## begin

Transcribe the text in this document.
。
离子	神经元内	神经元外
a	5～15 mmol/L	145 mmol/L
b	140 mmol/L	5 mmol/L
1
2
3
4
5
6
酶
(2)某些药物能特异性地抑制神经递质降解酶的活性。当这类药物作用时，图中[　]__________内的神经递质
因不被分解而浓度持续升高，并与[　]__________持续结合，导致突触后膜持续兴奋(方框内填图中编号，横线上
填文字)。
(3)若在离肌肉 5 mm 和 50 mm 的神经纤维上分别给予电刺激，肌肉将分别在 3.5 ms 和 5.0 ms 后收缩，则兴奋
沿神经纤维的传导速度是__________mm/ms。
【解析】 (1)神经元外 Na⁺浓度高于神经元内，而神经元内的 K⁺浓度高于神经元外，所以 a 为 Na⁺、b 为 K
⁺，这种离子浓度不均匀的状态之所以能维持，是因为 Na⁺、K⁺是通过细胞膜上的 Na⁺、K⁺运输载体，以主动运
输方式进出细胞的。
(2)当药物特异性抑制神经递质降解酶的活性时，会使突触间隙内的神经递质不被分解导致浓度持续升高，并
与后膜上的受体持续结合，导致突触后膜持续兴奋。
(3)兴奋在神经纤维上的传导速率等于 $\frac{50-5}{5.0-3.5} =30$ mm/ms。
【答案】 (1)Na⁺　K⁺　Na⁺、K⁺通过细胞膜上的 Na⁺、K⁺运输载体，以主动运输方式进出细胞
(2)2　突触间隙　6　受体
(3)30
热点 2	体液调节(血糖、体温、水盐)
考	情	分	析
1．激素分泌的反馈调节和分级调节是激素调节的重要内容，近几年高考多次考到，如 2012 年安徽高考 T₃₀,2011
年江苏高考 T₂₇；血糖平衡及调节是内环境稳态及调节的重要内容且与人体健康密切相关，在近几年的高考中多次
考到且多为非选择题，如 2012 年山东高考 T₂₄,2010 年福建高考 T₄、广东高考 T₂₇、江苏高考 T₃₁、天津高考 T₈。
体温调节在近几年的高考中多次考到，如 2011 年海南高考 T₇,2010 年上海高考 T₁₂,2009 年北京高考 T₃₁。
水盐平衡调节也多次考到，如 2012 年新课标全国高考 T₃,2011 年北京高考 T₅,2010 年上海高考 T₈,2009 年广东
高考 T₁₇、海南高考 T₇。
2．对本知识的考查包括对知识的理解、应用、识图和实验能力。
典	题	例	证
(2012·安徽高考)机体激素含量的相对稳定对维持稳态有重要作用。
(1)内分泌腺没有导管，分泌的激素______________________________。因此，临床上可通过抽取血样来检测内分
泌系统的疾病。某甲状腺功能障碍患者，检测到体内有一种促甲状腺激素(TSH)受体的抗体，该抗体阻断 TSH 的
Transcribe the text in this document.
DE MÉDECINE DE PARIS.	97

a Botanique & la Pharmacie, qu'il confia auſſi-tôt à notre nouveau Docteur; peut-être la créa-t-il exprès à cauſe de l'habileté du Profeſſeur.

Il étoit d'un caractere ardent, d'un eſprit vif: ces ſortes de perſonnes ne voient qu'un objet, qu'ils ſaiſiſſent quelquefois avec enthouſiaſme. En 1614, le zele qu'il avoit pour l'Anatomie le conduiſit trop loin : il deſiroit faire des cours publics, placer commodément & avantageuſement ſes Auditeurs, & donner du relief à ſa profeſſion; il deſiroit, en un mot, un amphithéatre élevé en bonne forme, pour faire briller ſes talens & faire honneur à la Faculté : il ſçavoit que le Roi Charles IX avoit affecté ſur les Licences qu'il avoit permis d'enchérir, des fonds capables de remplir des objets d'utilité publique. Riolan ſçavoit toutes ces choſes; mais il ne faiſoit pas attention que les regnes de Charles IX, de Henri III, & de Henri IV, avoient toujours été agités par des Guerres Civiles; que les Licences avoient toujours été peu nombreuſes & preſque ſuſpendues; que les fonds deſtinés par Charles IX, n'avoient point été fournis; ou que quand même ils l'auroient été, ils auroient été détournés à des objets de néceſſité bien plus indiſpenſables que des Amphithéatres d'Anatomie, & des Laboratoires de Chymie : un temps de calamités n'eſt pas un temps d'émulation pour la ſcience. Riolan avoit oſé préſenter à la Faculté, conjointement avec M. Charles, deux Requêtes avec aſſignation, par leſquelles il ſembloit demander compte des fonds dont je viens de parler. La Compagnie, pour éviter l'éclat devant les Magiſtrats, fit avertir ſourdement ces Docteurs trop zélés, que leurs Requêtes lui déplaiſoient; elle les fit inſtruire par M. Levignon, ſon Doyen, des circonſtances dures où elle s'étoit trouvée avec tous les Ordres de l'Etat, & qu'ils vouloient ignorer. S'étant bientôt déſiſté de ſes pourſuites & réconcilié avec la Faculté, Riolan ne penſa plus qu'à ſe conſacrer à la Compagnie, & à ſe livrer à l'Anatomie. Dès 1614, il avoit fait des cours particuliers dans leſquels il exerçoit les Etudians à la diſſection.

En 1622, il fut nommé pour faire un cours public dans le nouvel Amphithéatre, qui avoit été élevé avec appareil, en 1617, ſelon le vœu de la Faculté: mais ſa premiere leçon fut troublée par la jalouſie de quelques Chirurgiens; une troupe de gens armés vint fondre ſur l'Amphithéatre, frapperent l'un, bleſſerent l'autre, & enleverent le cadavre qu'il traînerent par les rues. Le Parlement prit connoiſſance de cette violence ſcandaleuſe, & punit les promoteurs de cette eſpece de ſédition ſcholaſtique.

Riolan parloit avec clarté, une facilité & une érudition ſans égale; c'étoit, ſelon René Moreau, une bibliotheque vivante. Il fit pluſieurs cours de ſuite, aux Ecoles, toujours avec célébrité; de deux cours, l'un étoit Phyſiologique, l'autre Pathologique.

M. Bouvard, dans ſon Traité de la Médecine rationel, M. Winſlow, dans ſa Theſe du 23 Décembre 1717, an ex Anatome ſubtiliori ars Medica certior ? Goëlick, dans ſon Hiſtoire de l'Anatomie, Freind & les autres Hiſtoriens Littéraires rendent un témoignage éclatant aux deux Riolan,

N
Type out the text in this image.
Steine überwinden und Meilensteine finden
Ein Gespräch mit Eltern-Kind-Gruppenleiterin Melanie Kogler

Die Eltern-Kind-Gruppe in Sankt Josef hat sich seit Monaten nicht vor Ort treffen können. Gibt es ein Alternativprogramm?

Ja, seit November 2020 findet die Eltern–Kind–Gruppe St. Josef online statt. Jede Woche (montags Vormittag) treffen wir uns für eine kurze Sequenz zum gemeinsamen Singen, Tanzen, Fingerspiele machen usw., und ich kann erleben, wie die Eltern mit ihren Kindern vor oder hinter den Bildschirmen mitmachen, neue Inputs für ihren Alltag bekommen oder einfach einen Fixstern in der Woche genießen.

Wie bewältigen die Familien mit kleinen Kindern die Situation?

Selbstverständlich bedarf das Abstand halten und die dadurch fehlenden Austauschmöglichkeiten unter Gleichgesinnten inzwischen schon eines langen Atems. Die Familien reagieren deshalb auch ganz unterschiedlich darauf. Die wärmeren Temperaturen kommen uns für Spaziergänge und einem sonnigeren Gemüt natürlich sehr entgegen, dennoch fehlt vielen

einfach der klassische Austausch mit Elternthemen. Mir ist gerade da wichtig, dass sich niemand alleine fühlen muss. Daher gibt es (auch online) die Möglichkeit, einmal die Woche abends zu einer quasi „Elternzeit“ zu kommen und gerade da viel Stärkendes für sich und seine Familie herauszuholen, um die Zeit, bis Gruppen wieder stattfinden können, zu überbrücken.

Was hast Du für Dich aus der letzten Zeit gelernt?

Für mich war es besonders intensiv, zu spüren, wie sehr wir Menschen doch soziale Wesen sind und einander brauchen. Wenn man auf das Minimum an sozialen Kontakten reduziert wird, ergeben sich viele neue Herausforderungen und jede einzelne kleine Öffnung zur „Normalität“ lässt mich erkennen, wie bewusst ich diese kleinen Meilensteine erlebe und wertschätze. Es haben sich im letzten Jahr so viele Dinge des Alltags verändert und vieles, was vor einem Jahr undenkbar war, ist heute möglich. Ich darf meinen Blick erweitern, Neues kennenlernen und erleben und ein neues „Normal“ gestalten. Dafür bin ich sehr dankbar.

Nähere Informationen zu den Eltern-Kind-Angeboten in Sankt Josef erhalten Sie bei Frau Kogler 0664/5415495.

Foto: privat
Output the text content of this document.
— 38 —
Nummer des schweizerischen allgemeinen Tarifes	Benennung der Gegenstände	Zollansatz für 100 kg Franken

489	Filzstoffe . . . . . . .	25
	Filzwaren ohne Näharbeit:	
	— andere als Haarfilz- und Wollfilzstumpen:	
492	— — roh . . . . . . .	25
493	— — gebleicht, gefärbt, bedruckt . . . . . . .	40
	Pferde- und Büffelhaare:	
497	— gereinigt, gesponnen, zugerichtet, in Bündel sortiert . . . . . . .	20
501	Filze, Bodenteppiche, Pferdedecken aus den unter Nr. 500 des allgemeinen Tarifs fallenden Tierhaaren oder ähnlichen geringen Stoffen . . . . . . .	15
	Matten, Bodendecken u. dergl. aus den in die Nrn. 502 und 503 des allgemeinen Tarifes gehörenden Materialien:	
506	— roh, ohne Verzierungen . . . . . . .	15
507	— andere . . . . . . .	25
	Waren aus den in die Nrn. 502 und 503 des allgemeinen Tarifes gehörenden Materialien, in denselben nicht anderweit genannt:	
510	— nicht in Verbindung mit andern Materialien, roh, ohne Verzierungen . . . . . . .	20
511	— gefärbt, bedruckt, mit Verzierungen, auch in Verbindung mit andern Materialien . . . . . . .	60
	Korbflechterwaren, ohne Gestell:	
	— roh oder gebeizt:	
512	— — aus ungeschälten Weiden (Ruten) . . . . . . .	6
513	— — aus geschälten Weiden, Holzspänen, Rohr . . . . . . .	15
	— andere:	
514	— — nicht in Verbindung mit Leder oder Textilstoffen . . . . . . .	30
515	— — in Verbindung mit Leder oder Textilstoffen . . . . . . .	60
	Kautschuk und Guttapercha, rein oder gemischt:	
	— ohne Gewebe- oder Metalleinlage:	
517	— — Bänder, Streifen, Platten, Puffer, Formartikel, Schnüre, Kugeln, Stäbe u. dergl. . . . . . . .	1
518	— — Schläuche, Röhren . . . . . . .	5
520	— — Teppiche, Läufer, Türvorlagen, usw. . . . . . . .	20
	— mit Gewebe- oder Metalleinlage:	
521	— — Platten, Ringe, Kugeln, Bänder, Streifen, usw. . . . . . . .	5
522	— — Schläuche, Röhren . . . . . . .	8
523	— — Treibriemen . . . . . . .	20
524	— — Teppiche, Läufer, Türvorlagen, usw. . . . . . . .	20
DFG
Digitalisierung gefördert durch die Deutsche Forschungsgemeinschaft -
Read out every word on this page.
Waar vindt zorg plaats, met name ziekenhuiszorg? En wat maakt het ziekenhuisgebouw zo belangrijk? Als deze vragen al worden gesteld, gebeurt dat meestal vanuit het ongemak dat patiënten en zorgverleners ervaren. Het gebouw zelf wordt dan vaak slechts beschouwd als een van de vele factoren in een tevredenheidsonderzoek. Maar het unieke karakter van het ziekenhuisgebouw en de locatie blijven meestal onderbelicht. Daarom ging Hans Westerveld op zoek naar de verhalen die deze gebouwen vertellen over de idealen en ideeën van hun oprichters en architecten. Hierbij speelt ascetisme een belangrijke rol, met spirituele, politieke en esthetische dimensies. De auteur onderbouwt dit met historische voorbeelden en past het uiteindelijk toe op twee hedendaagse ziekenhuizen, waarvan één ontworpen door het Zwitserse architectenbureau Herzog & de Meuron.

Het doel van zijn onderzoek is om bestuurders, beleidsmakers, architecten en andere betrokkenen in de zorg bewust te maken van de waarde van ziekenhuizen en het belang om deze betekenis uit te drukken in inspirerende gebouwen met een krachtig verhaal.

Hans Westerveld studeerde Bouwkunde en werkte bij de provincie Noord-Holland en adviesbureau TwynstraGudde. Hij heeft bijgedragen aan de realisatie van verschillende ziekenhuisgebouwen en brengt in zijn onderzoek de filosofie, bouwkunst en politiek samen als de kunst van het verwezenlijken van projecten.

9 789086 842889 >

## end

- Description of the task: Return from the data every line that holds "sich".

- Result below:
Die Eltern-Kind-Gruppe in Sankt Josef hat sich seit Monaten nicht vor Ort treffen können. Gibt es ein Alternativprogramm?
einfach der klassische Austausch mit Elternthemen. Mir ist gerade da wichtig, dass sich niemand alleine fühlen muss. Daher gibt es (auch online) die Möglichkeit, einmal die Woche abends zu einer quasi „Elternzeit“ zu kommen und gerade da viel Stärkendes für sich und seine Familie herauszuholen, um die Zeit, bis Gruppen wieder stattfinden können, zu überbrücken.
Für mich war es besonders intensiv, zu spüren, wie sehr wir Menschen doch soziale Wesen sind und einander brauchen. Wenn man auf das Minimum an sozialen Kontakten reduziert wird, ergeben sich viele neue Herausforderungen und jede einzelne kleine Öffnung zur „Normalität“ lässt mich erkennen, wie bewusst ich diese kleinen Meilensteine erlebe und wertschätze. Es haben sich im letzten Jahr so viele Dinge des Alltags verändert und vieles, was vor einem Jahr undenkbar war, ist heute möglich. Ich darf meinen Blick erweitern, Neues kennenlernen und erleben und ein neues „Normal“ gestalten. Dafür bin ich sehr dankbar.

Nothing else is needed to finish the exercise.